REQUEST ::
Write the records below out again exactly as given, with no images.

THE DATA ::
[Start]

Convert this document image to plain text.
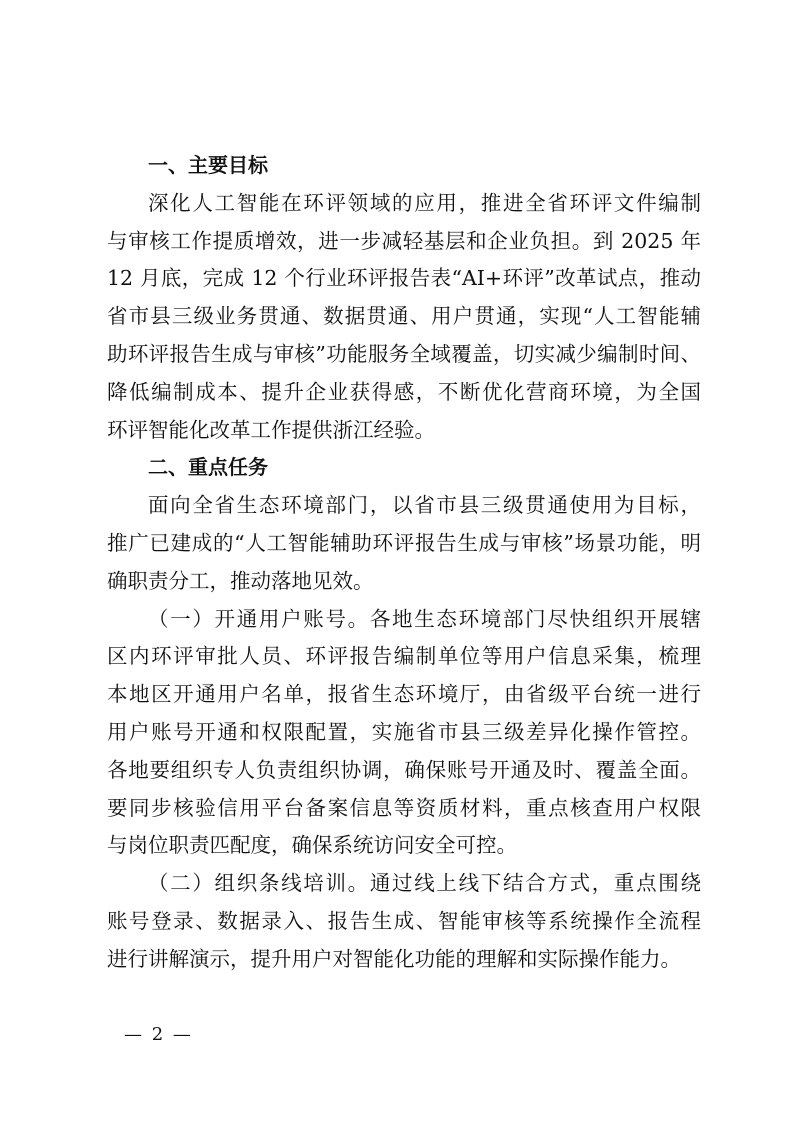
一、主要目标
深化人工智能在环评领域的应用，推进全省环评文件编制
与审核工作提质增效，进一步减轻基层和企业负担。到 2025 年
12 月底，完成 12 个行业环评报告表“AI+环评”改革试点，推动
省市县三级业务贯通、数据贯通、用户贯通，实现“人工智能辅
助环评报告生成与审核”功能服务全域覆盖，切实减少编制时间、
降低编制成本、提升企业获得感，不断优化营商环境，为全国
环评智能化改革工作提供浙江经验。
二、重点任务
面向全省生态环境部门，以省市县三级贯通使用为目标，
推广已建成的“人工智能辅助环评报告生成与审核”场景功能，明
确职责分工，推动落地见效。
（一）开通用户账号。各地生态环境部门尽快组织开展辖
区内环评审批人员、环评报告编制单位等用户信息采集，梳理
本地区开通用户名单，报省生态环境厅，由省级平台统一进行
用户账号开通和权限配置，实施省市县三级差异化操作管控。
各地要组织专人负责组织协调，确保账号开通及时、覆盖全面。
要同步核验信用平台备案信息等资质材料，重点核查用户权限
与岗位职责匹配度，确保系统访问安全可控。
（二）组织条线培训。通过线上线下结合方式，重点围绕
账号登录、数据录入、报告生成、智能审核等系统操作全流程
进行讲解演示，提升用户对智能化功能的理解和实际操作能力。
— 2 —
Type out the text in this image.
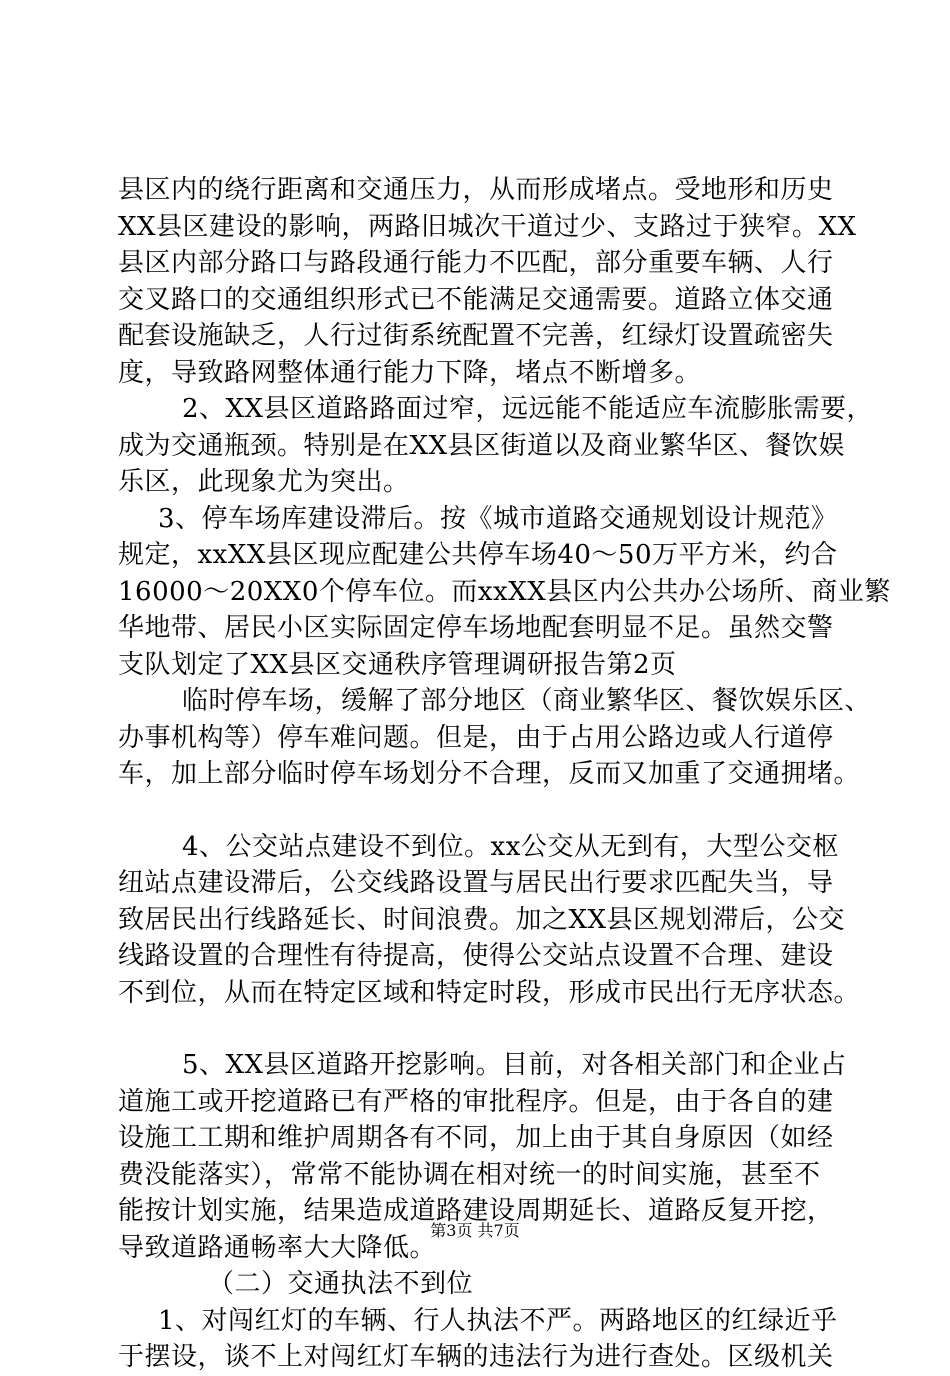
县区内的绕行距离和交通压力，从而形成堵点。受地形和历史
XX县区建设的影响，两路旧城次干道过少、支路过于狭窄。XX
县区内部分路口与路段通行能力不匹配，部分重要车辆、人行
交叉路口的交通组织形式已不能满足交通需要。道路立体交通
配套设施缺乏，人行过街系统配置不完善，红绿灯设置疏密失
度，导致路网整体通行能力下降，堵点不断增多。
2、XX县区道路路面过窄，远远能不能适应车流膨胀需要，
成为交通瓶颈。特别是在XX县区街道以及商业繁华区、餐饮娱
乐区，此现象尤为突出。
3、停车场库建设滞后。按《城市道路交通规划设计规范》
规定，xxXX县区现应配建公共停车场40～50万平方米，约合
16000～20XX0个停车位。而xxXX县区内公共办公场所、商业繁
华地带、居民小区实际固定停车场地配套明显不足。虽然交警
支队划定了XX县区交通秩序管理调研报告第2页
临时停车场，缓解了部分地区（商业繁华区、餐饮娱乐区、
办事机构等）停车难问题。但是，由于占用公路边或人行道停
车，加上部分临时停车场划分不合理，反而又加重了交通拥堵。
4、公交站点建设不到位。xx公交从无到有，大型公交枢
纽站点建设滞后，公交线路设置与居民出行要求匹配失当，导
致居民出行线路延长、时间浪费。加之XX县区规划滞后，公交
线路设置的合理性有待提高，使得公交站点设置不合理、建设
不到位，从而在特定区域和特定时段，形成市民出行无序状态。
5、XX县区道路开挖影响。目前，对各相关部门和企业占
道施工或开挖道路已有严格的审批程序。但是，由于各自的建
设施工工期和维护周期各有不同，加上由于其自身原因（如经
费没能落实），常常不能协调在相对统一的时间实施，甚至不
能按计划实施，结果造成道路建设周期延长、道路反复开挖，
导致道路通畅率大大降低。
（二）交通执法不到位
1、对闯红灯的车辆、行人执法不严。两路地区的红绿近乎
于摆设，谈不上对闯红灯车辆的违法行为进行查处。区级机关
第3页 共7页
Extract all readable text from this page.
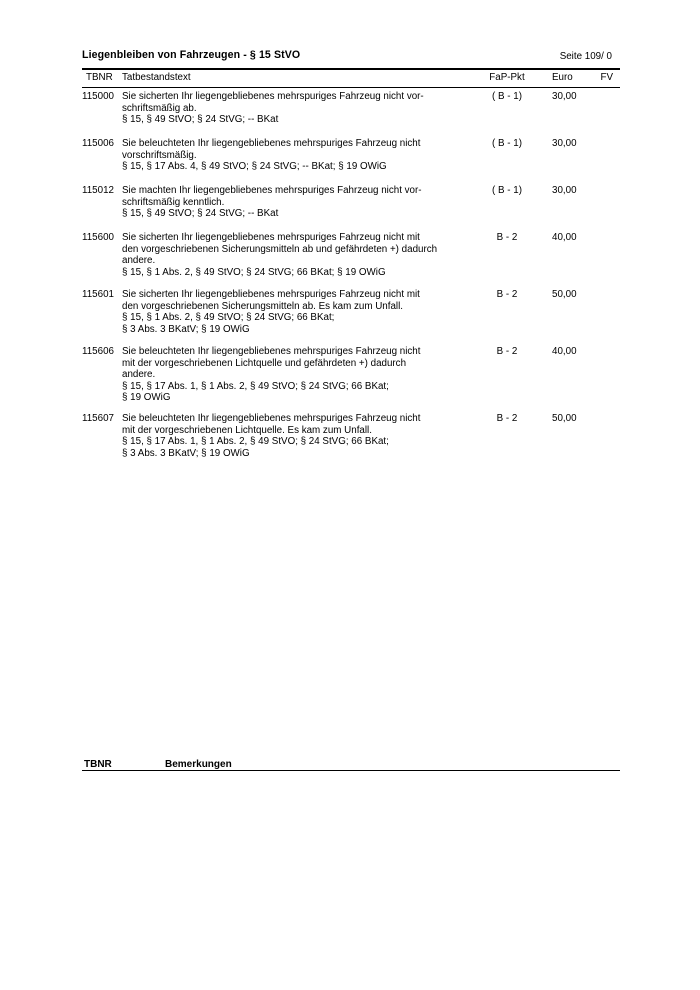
Liegenbleiben von Fahrzeugen - § 15 StVO	Seite 109/ 0
TBNR Tatbestandstext	FaP-Pkt	Euro	FV
115000 Sie sicherten Ihr liegengebliebenes mehrspuriges Fahrzeug nicht vor-
schriftsmäßig ab.
§ 15, § 49 StVO; § 24 StVG; -- BKat
( B - 1)	30,00
115006 Sie beleuchteten Ihr liegengebliebenes mehrspuriges Fahrzeug nicht
vorschriftsmäßig.
§ 15, § 17 Abs. 4, § 49 StVO; § 24 StVG; -- BKat; § 19 OWiG
( B - 1)	30,00
115012 Sie machten Ihr liegengebliebenes mehrspuriges Fahrzeug nicht vor-
schriftsmäßig kenntlich.
§ 15, § 49 StVO; § 24 StVG; -- BKat
( B - 1)	30,00
115600 Sie sicherten Ihr liegengebliebenes mehrspuriges Fahrzeug nicht mit
den vorgeschriebenen Sicherungsmitteln ab und gefährdeten +) dadurch
andere.
§ 15, § 1 Abs. 2, § 49 StVO; § 24 StVG; 66 BKat; § 19 OWiG
B - 2	40,00
115601 Sie sicherten Ihr liegengebliebenes mehrspuriges Fahrzeug nicht mit
den vorgeschriebenen Sicherungsmitteln ab. Es kam zum Unfall.
§ 15, § 1 Abs. 2, § 49 StVO; § 24 StVG; 66 BKat;
§ 3 Abs. 3 BKatV; § 19 OWiG
B - 2	50,00
115606 Sie beleuchteten Ihr liegengebliebenes mehrspuriges Fahrzeug nicht
mit der vorgeschriebenen Lichtquelle und gefährdeten +) dadurch
andere.
§ 15, § 17 Abs. 1, § 1 Abs. 2, § 49 StVO; § 24 StVG; 66 BKat;
§ 19 OWiG
B - 2	40,00
115607 Sie beleuchteten Ihr liegengebliebenes mehrspuriges Fahrzeug nicht
mit der vorgeschriebenen Lichtquelle. Es kam zum Unfall.
§ 15, § 17 Abs. 1, § 1 Abs. 2, § 49 StVO; § 24 StVG; 66 BKat;
§ 3 Abs. 3 BKatV; § 19 OWiG
B - 2	50,00
TBNR	Bemerkungen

[End]

EXPECTED ANSWER ::
Convert this document image to plain text.
一、主要目标
深化人工智能在环评领域的应用，推进全省环评文件编制
与审核工作提质增效，进一步减轻基层和企业负担。到 2025 年
12 月底，完成 12 个行业环评报告表“AI+环评”改革试点，推动
省市县三级业务贯通、数据贯通、用户贯通，实现“人工智能辅
助环评报告生成与审核”功能服务全域覆盖，切实减少编制时间、
降低编制成本、提升企业获得感，不断优化营商环境，为全国
环评智能化改革工作提供浙江经验。
二、重点任务
面向全省生态环境部门，以省市县三级贯通使用为目标，
推广已建成的“人工智能辅助环评报告生成与审核”场景功能，明
确职责分工，推动落地见效。
（一）开通用户账号。各地生态环境部门尽快组织开展辖
区内环评审批人员、环评报告编制单位等用户信息采集，梳理
本地区开通用户名单，报省生态环境厅，由省级平台统一进行
用户账号开通和权限配置，实施省市县三级差异化操作管控。
各地要组织专人负责组织协调，确保账号开通及时、覆盖全面。
要同步核验信用平台备案信息等资质材料，重点核查用户权限
与岗位职责匹配度，确保系统访问安全可控。
（二）组织条线培训。通过线上线下结合方式，重点围绕
账号登录、数据录入、报告生成、智能审核等系统操作全流程
进行讲解演示，提升用户对智能化功能的理解和实际操作能力。
— 2 —
Type out the text in this image.
县区内的绕行距离和交通压力，从而形成堵点。受地形和历史
XX县区建设的影响，两路旧城次干道过少、支路过于狭窄。XX
县区内部分路口与路段通行能力不匹配，部分重要车辆、人行
交叉路口的交通组织形式已不能满足交通需要。道路立体交通
配套设施缺乏，人行过街系统配置不完善，红绿灯设置疏密失
度，导致路网整体通行能力下降，堵点不断增多。
2、XX县区道路路面过窄，远远能不能适应车流膨胀需要，
成为交通瓶颈。特别是在XX县区街道以及商业繁华区、餐饮娱
乐区，此现象尤为突出。
3、停车场库建设滞后。按《城市道路交通规划设计规范》
规定，xxXX县区现应配建公共停车场40～50万平方米，约合
16000～20XX0个停车位。而xxXX县区内公共办公场所、商业繁
华地带、居民小区实际固定停车场地配套明显不足。虽然交警
支队划定了XX县区交通秩序管理调研报告第2页
临时停车场，缓解了部分地区（商业繁华区、餐饮娱乐区、
办事机构等）停车难问题。但是，由于占用公路边或人行道停
车，加上部分临时停车场划分不合理，反而又加重了交通拥堵。
4、公交站点建设不到位。xx公交从无到有，大型公交枢
纽站点建设滞后，公交线路设置与居民出行要求匹配失当，导
致居民出行线路延长、时间浪费。加之XX县区规划滞后，公交
线路设置的合理性有待提高，使得公交站点设置不合理、建设
不到位，从而在特定区域和特定时段，形成市民出行无序状态。
5、XX县区道路开挖影响。目前，对各相关部门和企业占
道施工或开挖道路已有严格的审批程序。但是，由于各自的建
设施工工期和维护周期各有不同，加上由于其自身原因（如经
费没能落实），常常不能协调在相对统一的时间实施，甚至不
能按计划实施，结果造成道路建设周期延长、道路反复开挖，
导致道路通畅率大大降低。
（二）交通执法不到位
1、对闯红灯的车辆、行人执法不严。两路地区的红绿近乎
于摆设，谈不上对闯红灯车辆的违法行为进行查处。区级机关
第3页 共7页
Extract all readable text from this page.
Liegenbleiben von Fahrzeugen - § 15 StVO	Seite 109/ 0
TBNR Tatbestandstext	FaP-Pkt	Euro	FV
115000 Sie sicherten Ihr liegengebliebenes mehrspuriges Fahrzeug nicht vor-
schriftsmäßig ab.
§ 15, § 49 StVO; § 24 StVG; -- BKat
( B - 1)	30,00
115006 Sie beleuchteten Ihr liegengebliebenes mehrspuriges Fahrzeug nicht
vorschriftsmäßig.
§ 15, § 17 Abs. 4, § 49 StVO; § 24 StVG; -- BKat; § 19 OWiG
( B - 1)	30,00
115012 Sie machten Ihr liegengebliebenes mehrspuriges Fahrzeug nicht vor-
schriftsmäßig kenntlich.
§ 15, § 49 StVO; § 24 StVG; -- BKat
( B - 1)	30,00
115600 Sie sicherten Ihr liegengebliebenes mehrspuriges Fahrzeug nicht mit
den vorgeschriebenen Sicherungsmitteln ab und gefährdeten +) dadurch
andere.
§ 15, § 1 Abs. 2, § 49 StVO; § 24 StVG; 66 BKat; § 19 OWiG
B - 2	40,00
115601 Sie sicherten Ihr liegengebliebenes mehrspuriges Fahrzeug nicht mit
den vorgeschriebenen Sicherungsmitteln ab. Es kam zum Unfall.
§ 15, § 1 Abs. 2, § 49 StVO; § 24 StVG; 66 BKat;
§ 3 Abs. 3 BKatV; § 19 OWiG
B - 2	50,00
115606 Sie beleuchteten Ihr liegengebliebenes mehrspuriges Fahrzeug nicht
mit der vorgeschriebenen Lichtquelle und gefährdeten +) dadurch
andere.
§ 15, § 17 Abs. 1, § 1 Abs. 2, § 49 StVO; § 24 StVG; 66 BKat;
§ 19 OWiG
B - 2	40,00
115607 Sie beleuchteten Ihr liegengebliebenes mehrspuriges Fahrzeug nicht
mit der vorgeschriebenen Lichtquelle. Es kam zum Unfall.
§ 15, § 17 Abs. 1, § 1 Abs. 2, § 49 StVO; § 24 StVG; 66 BKat;
§ 3 Abs. 3 BKatV; § 19 OWiG
B - 2	50,00
TBNR	Bemerkungen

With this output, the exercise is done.